_SET EXERCISE A_. Render the entries from their first line through the line containing "bar — [785, 299, 847, 317]", both ends included, as a Markdown table with the columns Row and Line. Give each line its own numbered row and leave out blank lines.
--- start DOCUMENT EXTRACT ---
Indian film writer and director (born 1984)

Shivgopal Krishna is an Indian film writer and director. He is best known in the Telugu film industry for his debutant written film Bank (2008). Recently he is working on a Hindi film script and planning to direct himself.

==Early life==
Shivgopal was born in Agra, India, to a Telugu family. His father is a Government employee in BSNL. He had a Tamil-Telugu speaking upbringing in Agra.

==Education and early career==
Shivgopal Krishna studied bachelor computer applications BCA in Agra and also has a bachelor's degree in Arts. He worked as an assistant director for Hindi, Tamil, Telugu, Punjabi movies and many TV series. He also worked as a writer for Bank. He worked as casting director for Sagar Pictures and Colosceum Media Pvt. Ltd.
--- end DOCUMENT EXTRACT ---
_SET EXERCISE B_. Return the biography of Shivgopal Krishna in full, word for word.
--- start SUPPLIED MATERIAL ---
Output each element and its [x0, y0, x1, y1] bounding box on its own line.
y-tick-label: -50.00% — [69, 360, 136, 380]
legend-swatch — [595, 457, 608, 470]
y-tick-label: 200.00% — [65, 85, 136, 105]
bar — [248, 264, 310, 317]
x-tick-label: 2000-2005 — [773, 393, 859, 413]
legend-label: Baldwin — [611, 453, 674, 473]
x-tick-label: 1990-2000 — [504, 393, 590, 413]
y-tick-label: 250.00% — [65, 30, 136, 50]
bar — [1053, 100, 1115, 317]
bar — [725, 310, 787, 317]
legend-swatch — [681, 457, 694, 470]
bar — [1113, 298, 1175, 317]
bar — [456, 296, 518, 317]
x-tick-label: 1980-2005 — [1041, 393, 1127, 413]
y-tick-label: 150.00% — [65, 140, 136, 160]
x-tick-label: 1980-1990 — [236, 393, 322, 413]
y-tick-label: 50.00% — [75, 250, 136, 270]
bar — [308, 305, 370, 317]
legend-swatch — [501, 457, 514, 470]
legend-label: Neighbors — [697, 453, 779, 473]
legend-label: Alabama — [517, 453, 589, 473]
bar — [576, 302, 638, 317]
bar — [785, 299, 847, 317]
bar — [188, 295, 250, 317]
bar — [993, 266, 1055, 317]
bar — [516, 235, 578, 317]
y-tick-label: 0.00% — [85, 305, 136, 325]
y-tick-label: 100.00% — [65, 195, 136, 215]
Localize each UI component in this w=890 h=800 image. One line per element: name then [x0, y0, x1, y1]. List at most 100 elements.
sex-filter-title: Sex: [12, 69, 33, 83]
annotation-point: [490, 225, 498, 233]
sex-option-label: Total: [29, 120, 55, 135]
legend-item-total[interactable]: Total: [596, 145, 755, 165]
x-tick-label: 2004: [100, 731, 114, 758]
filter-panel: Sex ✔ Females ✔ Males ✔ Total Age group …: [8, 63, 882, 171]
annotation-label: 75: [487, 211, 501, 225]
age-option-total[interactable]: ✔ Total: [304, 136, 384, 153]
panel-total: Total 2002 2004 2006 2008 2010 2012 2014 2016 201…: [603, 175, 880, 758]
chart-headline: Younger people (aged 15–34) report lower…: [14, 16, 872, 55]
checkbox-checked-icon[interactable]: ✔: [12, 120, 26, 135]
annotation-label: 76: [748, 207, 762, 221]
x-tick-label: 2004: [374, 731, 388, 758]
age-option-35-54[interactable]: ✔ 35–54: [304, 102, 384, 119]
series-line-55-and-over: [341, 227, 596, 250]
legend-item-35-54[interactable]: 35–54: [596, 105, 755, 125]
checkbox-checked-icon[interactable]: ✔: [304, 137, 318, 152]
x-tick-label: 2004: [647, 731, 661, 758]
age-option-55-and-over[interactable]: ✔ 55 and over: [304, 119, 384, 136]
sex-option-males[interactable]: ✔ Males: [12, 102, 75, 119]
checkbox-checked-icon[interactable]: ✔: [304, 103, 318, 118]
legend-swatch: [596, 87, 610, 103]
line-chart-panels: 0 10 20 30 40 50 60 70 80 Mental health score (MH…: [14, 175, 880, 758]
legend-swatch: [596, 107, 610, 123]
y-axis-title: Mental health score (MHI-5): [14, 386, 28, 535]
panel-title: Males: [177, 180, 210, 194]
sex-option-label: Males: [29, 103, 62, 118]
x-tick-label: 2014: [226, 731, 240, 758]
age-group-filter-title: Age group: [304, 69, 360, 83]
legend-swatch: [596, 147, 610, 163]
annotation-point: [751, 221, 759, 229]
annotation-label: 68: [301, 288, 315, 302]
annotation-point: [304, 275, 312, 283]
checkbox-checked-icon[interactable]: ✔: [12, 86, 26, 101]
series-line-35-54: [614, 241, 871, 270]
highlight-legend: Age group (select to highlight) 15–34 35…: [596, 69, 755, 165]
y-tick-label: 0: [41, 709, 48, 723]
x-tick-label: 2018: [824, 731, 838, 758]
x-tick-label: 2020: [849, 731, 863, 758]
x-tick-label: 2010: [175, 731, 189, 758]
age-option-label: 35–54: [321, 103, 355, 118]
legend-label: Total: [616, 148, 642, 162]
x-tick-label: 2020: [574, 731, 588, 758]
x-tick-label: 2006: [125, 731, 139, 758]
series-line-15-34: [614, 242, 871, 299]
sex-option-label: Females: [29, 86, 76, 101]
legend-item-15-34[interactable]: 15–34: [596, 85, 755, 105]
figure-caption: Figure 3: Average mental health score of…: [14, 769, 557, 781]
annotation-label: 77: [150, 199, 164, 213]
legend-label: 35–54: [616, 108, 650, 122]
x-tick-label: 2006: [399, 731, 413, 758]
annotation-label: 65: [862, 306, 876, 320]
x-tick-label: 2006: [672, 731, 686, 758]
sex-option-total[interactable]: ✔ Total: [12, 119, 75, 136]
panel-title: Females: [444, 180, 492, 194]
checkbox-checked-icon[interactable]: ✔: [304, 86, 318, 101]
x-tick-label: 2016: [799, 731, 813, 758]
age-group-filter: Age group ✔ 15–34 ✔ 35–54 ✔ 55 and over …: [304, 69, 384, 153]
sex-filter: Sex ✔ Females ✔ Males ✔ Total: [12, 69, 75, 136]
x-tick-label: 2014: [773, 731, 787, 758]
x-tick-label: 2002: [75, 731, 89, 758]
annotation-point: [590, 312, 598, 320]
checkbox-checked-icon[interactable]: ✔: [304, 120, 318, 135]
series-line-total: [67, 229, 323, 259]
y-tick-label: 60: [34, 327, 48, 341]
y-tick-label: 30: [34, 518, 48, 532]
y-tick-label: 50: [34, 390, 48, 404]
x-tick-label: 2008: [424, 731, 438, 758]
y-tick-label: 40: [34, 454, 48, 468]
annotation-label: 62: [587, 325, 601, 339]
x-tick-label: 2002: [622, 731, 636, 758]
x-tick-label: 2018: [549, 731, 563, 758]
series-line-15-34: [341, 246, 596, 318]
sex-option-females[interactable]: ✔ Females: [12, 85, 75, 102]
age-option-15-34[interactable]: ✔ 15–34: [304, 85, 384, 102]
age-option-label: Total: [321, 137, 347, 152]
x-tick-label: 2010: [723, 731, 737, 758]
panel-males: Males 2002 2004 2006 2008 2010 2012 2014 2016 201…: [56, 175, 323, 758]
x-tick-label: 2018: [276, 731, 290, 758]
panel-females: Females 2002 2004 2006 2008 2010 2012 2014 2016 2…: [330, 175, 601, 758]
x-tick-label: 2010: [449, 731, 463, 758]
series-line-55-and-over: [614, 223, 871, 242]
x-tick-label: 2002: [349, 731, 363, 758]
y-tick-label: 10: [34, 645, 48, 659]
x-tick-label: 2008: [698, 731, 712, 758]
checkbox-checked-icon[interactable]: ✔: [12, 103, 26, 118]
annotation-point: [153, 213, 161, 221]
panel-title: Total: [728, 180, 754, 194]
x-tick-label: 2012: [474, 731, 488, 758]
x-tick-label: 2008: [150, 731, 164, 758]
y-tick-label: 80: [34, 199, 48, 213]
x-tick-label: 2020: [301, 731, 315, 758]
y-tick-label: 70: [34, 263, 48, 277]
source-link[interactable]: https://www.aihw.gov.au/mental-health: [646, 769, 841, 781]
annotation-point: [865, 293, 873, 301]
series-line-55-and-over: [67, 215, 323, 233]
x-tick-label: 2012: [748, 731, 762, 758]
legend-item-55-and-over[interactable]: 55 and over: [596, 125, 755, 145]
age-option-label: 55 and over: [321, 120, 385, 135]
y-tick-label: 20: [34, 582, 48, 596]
--- end SUPPLIED MATERIAL ---
_CORRECT RESULT A_.
| Row | Line |
|---|---|
| 1 | Output each element and its [x0, y0, x1, y1] bounding box on its own line. |
| 2 | y-tick-label: -50.00% — [69, 360, 136, 380] |
| 3 | legend-swatch — [595, 457, 608, 470] |
| 4 | y-tick-label: 200.00% — [65, 85, 136, 105] |
| 5 | bar — [248, 264, 310, 317] |
| 6 | x-tick-label: 2000-2005 — [773, 393, 859, 413] |
| 7 | legend-label: Baldwin — [611, 453, 674, 473] |
| 8 | x-tick-label: 1990-2000 — [504, 393, 590, 413] |
| 9 | y-tick-label: 250.00% — [65, 30, 136, 50] |
| 10 | bar — [1053, 100, 1115, 317] |
| 11 | bar — [725, 310, 787, 317] |
| 12 | legend-swatch — [681, 457, 694, 470] |
| 13 | bar — [1113, 298, 1175, 317] |
| 14 | bar — [456, 296, 518, 317] |
| 15 | x-tick-label: 1980-2005 — [1041, 393, 1127, 413] |
| 16 | y-tick-label: 150.00% — [65, 140, 136, 160] |
| 17 | x-tick-label: 1980-1990 — [236, 393, 322, 413] |
| 18 | y-tick-label: 50.00% — [75, 250, 136, 270] |
| 19 | bar — [308, 305, 370, 317] |
| 20 | legend-swatch — [501, 457, 514, 470] |
| 21 | legend-label: Neighbors — [697, 453, 779, 473] |
| 22 | legend-label: Alabama — [517, 453, 589, 473] |
| 23 | bar — [576, 302, 638, 317] |
| 24 | bar — [785, 299, 847, 317] |

_CORRECT RESULT B_.
Indian film writer and director (born 1984)

Shivgopal Krishna is an Indian film writer and director. He is best known in the Telugu film industry for his debutant written film Bank (2008). Recently he is working on a Hindi film script and planning to direct himself.

==Early life==
Shivgopal was born in Agra, India, to a Telugu family. His father is a Government employee in BSNL. He had a Tamil-Telugu speaking upbringing in Agra.

==Education and early career==
Shivgopal Krishna studied bachelor computer applications BCA in Agra and also has a bachelor's degree in Arts. He worked as an assistant director for Hindi, Tamil, Telugu, Punjabi movies and many TV series. He also worked as a writer for Bank. He worked as casting director for Sagar Pictures and Colosceum Media Pvt. Ltd.